┌────────

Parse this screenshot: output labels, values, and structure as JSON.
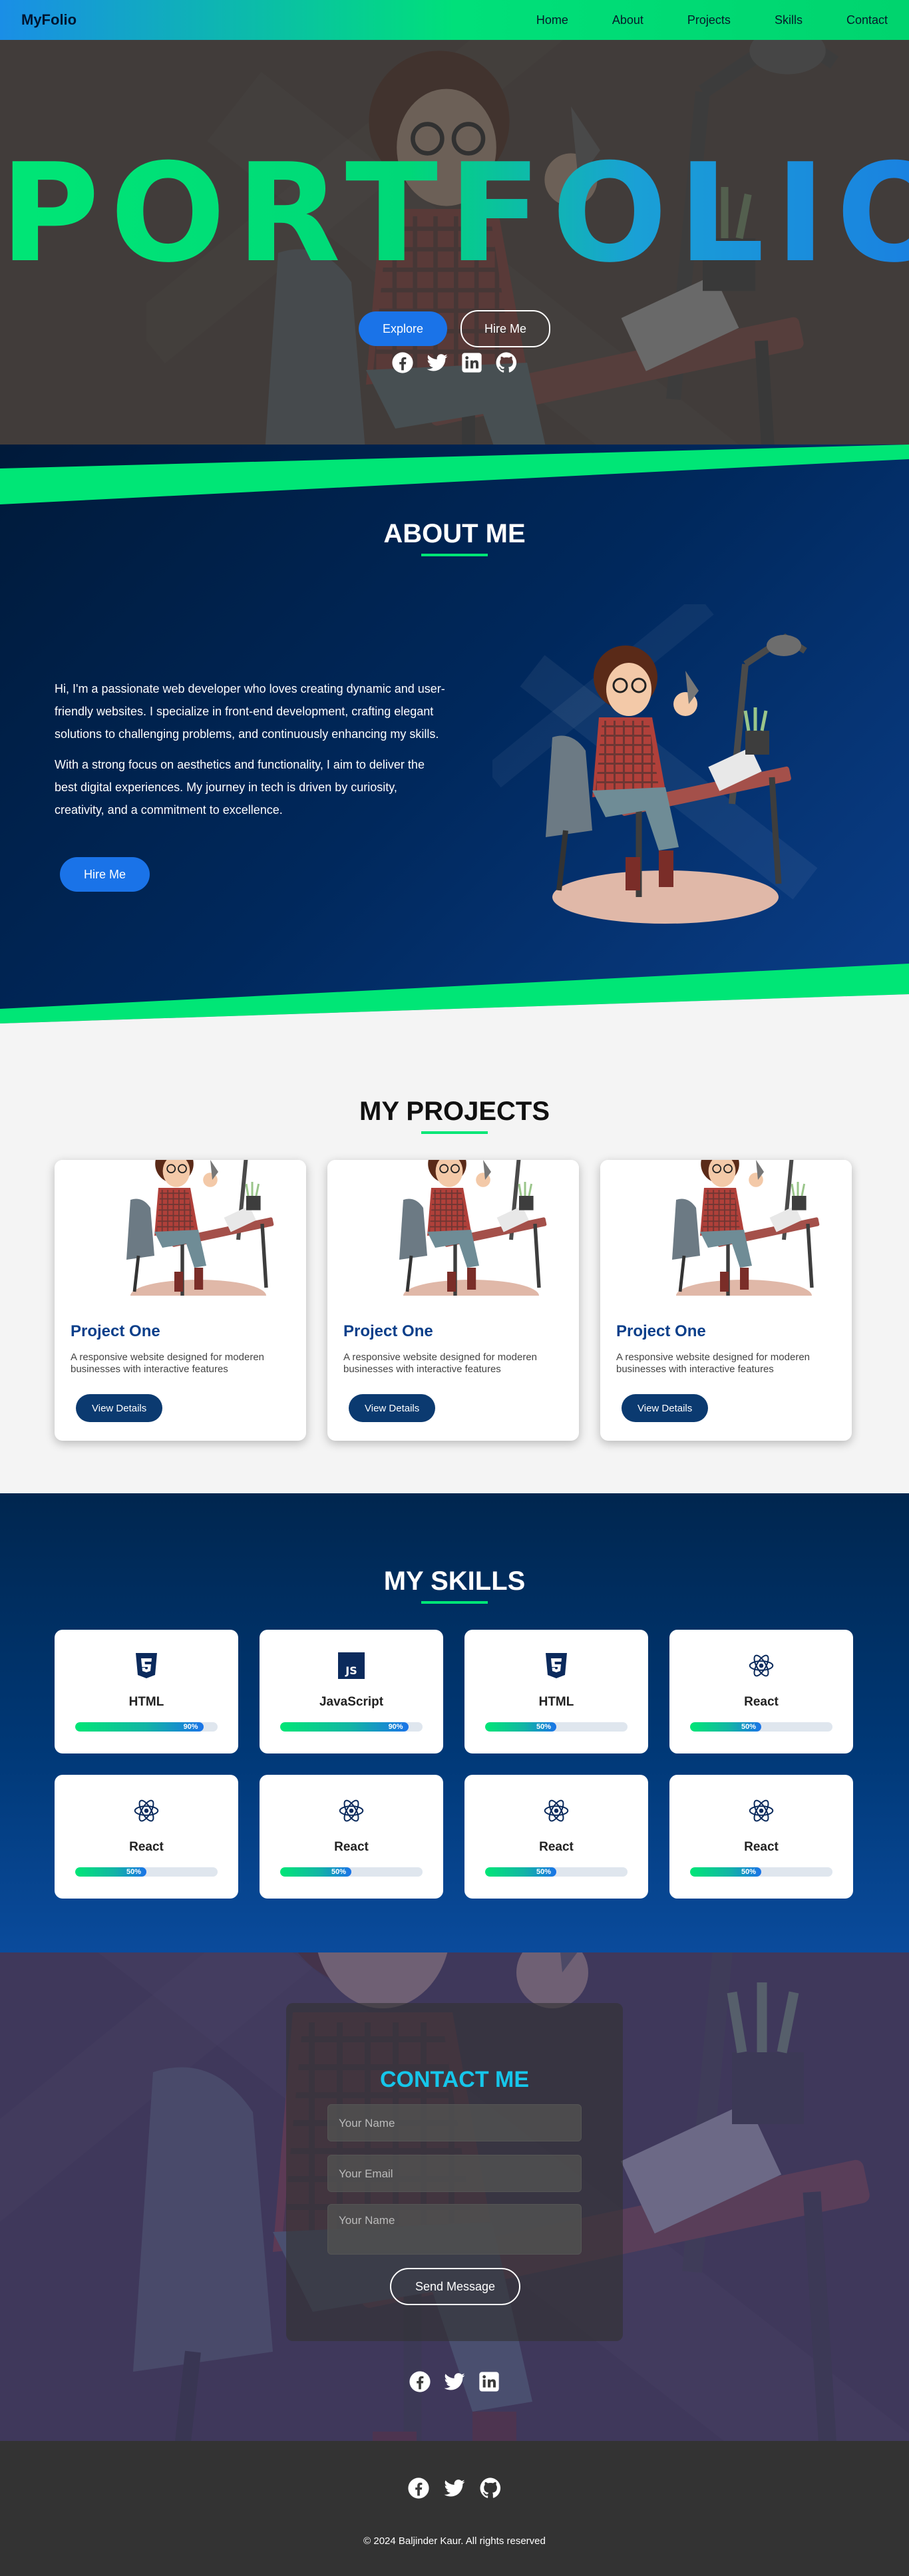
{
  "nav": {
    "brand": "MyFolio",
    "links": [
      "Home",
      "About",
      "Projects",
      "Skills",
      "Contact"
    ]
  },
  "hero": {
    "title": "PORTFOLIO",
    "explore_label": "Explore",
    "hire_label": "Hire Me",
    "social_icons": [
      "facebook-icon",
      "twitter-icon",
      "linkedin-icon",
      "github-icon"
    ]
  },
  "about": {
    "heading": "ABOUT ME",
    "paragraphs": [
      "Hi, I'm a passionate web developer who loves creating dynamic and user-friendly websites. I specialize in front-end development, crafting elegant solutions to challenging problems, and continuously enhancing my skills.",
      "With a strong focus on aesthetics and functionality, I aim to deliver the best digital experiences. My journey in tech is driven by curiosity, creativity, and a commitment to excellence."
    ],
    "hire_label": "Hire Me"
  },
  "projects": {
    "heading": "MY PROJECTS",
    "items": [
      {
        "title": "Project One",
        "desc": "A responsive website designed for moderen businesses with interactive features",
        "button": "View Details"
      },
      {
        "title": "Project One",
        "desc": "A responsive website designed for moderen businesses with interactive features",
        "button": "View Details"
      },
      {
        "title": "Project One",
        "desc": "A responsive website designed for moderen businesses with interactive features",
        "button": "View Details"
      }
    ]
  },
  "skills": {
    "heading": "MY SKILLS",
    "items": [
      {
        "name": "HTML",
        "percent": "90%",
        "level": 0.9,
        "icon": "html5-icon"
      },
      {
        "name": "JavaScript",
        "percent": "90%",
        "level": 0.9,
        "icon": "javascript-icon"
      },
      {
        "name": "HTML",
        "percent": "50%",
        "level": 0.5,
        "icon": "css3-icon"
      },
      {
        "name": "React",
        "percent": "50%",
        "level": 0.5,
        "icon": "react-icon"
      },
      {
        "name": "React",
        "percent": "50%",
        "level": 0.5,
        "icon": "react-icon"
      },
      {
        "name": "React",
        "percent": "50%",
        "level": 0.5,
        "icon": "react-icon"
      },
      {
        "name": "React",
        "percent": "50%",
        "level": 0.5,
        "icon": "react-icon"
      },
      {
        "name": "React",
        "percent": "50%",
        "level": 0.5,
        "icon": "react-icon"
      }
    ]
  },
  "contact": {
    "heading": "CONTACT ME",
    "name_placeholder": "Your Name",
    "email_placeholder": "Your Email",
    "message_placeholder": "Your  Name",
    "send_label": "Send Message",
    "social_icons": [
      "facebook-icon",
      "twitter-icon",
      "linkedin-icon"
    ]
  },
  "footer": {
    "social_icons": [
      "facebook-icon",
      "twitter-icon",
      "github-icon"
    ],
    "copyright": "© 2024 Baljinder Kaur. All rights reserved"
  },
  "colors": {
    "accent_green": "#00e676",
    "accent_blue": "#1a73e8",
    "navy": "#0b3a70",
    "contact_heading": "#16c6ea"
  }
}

└────────

• **TO BE DONE**
Your task is to transcribe all of the records precisely, with no images included.

• **EXERCISE RESULT**
Parse this screenshot: output labels, values, and structure as JSON.
{
  "nav": {
    "brand": "MyFolio",
    "links": [
      "Home",
      "About",
      "Projects",
      "Skills",
      "Contact"
    ]
  },
  "hero": {
    "title": "PORTFOLIO",
    "explore_label": "Explore",
    "hire_label": "Hire Me",
    "social_icons": [
      "facebook-icon",
      "twitter-icon",
      "linkedin-icon",
      "github-icon"
    ]
  },
  "about": {
    "heading": "ABOUT ME",
    "paragraphs": [
      "Hi, I'm a passionate web developer who loves creating dynamic and user-friendly websites. I specialize in front-end development, crafting elegant solutions to challenging problems, and continuously enhancing my skills.",
      "With a strong focus on aesthetics and functionality, I aim to deliver the best digital experiences. My journey in tech is driven by curiosity, creativity, and a commitment to excellence."
    ],
    "hire_label": "Hire Me"
  },
  "projects": {
    "heading": "MY PROJECTS",
    "items": [
      {
        "title": "Project One",
        "desc": "A responsive website designed for moderen businesses with interactive features",
        "button": "View Details"
      },
      {
        "title": "Project One",
        "desc": "A responsive website designed for moderen businesses with interactive features",
        "button": "View Details"
      },
      {
        "title": "Project One",
        "desc": "A responsive website designed for moderen businesses with interactive features",
        "button": "View Details"
      }
    ]
  },
  "skills": {
    "heading": "MY SKILLS",
    "items": [
      {
        "name": "HTML",
        "percent": "90%",
        "level": 0.9,
        "icon": "html5-icon"
      },
      {
        "name": "JavaScript",
        "percent": "90%",
        "level": 0.9,
        "icon": "javascript-icon"
      },
      {
        "name": "HTML",
        "percent": "50%",
        "level": 0.5,
        "icon": "css3-icon"
      },
      {
        "name": "React",
        "percent": "50%",
        "level": 0.5,
        "icon": "react-icon"
      },
      {
        "name": "React",
        "percent": "50%",
        "level": 0.5,
        "icon": "react-icon"
      },
      {
        "name": "React",
        "percent": "50%",
        "level": 0.5,
        "icon": "react-icon"
      },
      {
        "name": "React",
        "percent": "50%",
        "level": 0.5,
        "icon": "react-icon"
      },
      {
        "name": "React",
        "percent": "50%",
        "level": 0.5,
        "icon": "react-icon"
      }
    ]
  },
  "contact": {
    "heading": "CONTACT ME",
    "name_placeholder": "Your Name",
    "email_placeholder": "Your Email",
    "message_placeholder": "Your  Name",
    "send_label": "Send Message",
    "social_icons": [
      "facebook-icon",
      "twitter-icon",
      "linkedin-icon"
    ]
  },
  "footer": {
    "social_icons": [
      "facebook-icon",
      "twitter-icon",
      "github-icon"
    ],
    "copyright": "© 2024 Baljinder Kaur. All rights reserved"
  },
  "colors": {
    "accent_green": "#00e676",
    "accent_blue": "#1a73e8",
    "navy": "#0b3a70",
    "contact_heading": "#16c6ea"
  }
}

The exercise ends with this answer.